begin Data rows

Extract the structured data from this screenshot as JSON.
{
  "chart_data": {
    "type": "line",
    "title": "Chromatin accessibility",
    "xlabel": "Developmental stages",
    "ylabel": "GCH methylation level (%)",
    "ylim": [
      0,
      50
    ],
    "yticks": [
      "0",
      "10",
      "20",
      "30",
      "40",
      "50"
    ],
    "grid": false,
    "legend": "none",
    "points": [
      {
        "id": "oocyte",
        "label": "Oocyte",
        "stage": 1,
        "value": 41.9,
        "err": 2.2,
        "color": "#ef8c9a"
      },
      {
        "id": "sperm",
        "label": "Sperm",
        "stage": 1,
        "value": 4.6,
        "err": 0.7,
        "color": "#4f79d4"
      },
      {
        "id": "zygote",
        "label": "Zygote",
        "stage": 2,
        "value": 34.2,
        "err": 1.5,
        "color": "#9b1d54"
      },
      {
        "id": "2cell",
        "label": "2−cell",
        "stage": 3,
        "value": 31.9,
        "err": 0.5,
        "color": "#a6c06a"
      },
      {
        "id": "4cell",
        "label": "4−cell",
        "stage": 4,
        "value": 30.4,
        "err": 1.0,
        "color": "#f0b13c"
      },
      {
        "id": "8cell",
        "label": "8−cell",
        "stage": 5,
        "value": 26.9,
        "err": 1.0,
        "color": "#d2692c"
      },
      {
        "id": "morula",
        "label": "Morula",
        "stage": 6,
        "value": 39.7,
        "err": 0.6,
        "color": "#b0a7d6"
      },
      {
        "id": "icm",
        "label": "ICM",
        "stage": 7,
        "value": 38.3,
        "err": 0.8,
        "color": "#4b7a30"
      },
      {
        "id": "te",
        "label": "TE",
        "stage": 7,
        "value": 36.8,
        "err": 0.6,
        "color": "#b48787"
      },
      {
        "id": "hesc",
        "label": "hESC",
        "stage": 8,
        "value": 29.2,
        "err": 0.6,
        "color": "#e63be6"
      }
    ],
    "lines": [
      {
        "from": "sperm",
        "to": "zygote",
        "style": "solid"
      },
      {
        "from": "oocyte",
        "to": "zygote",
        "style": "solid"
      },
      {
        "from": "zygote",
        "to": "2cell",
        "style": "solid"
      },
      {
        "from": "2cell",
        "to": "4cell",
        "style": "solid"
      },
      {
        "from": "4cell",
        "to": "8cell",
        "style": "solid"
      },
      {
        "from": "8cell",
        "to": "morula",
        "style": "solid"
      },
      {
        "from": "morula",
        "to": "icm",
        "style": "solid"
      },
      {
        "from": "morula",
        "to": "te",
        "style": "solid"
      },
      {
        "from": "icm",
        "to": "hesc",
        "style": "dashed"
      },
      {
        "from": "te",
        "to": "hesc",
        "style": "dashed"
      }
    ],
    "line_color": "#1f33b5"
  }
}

end Data rows

# [Brief]
Copy out every entry again, exactly as it was given.

# [Reply to the task]
Extract the structured data from this screenshot as JSON.
{
  "chart_data": {
    "type": "line",
    "title": "Chromatin accessibility",
    "xlabel": "Developmental stages",
    "ylabel": "GCH methylation level (%)",
    "ylim": [
      0,
      50
    ],
    "yticks": [
      "0",
      "10",
      "20",
      "30",
      "40",
      "50"
    ],
    "grid": false,
    "legend": "none",
    "points": [
      {
        "id": "oocyte",
        "label": "Oocyte",
        "stage": 1,
        "value": 41.9,
        "err": 2.2,
        "color": "#ef8c9a"
      },
      {
        "id": "sperm",
        "label": "Sperm",
        "stage": 1,
        "value": 4.6,
        "err": 0.7,
        "color": "#4f79d4"
      },
      {
        "id": "zygote",
        "label": "Zygote",
        "stage": 2,
        "value": 34.2,
        "err": 1.5,
        "color": "#9b1d54"
      },
      {
        "id": "2cell",
        "label": "2−cell",
        "stage": 3,
        "value": 31.9,
        "err": 0.5,
        "color": "#a6c06a"
      },
      {
        "id": "4cell",
        "label": "4−cell",
        "stage": 4,
        "value": 30.4,
        "err": 1.0,
        "color": "#f0b13c"
      },
      {
        "id": "8cell",
        "label": "8−cell",
        "stage": 5,
        "value": 26.9,
        "err": 1.0,
        "color": "#d2692c"
      },
      {
        "id": "morula",
        "label": "Morula",
        "stage": 6,
        "value": 39.7,
        "err": 0.6,
        "color": "#b0a7d6"
      },
      {
        "id": "icm",
        "label": "ICM",
        "stage": 7,
        "value": 38.3,
        "err": 0.8,
        "color": "#4b7a30"
      },
      {
        "id": "te",
        "label": "TE",
        "stage": 7,
        "value": 36.8,
        "err": 0.6,
        "color": "#b48787"
      },
      {
        "id": "hesc",
        "label": "hESC",
        "stage": 8,
        "value": 29.2,
        "err": 0.6,
        "color": "#e63be6"
      }
    ],
    "lines": [
      {
        "from": "sperm",
        "to": "zygote",
        "style": "solid"
      },
      {
        "from": "oocyte",
        "to": "zygote",
        "style": "solid"
      },
      {
        "from": "zygote",
        "to": "2cell",
        "style": "solid"
      },
      {
        "from": "2cell",
        "to": "4cell",
        "style": "solid"
      },
      {
        "from": "4cell",
        "to": "8cell",
        "style": "solid"
      },
      {
        "from": "8cell",
        "to": "morula",
        "style": "solid"
      },
      {
        "from": "morula",
        "to": "icm",
        "style": "solid"
      },
      {
        "from": "morula",
        "to": "te",
        "style": "solid"
      },
      {
        "from": "icm",
        "to": "hesc",
        "style": "dashed"
      },
      {
        "from": "te",
        "to": "hesc",
        "style": "dashed"
      }
    ],
    "line_color": "#1f33b5"
  }
}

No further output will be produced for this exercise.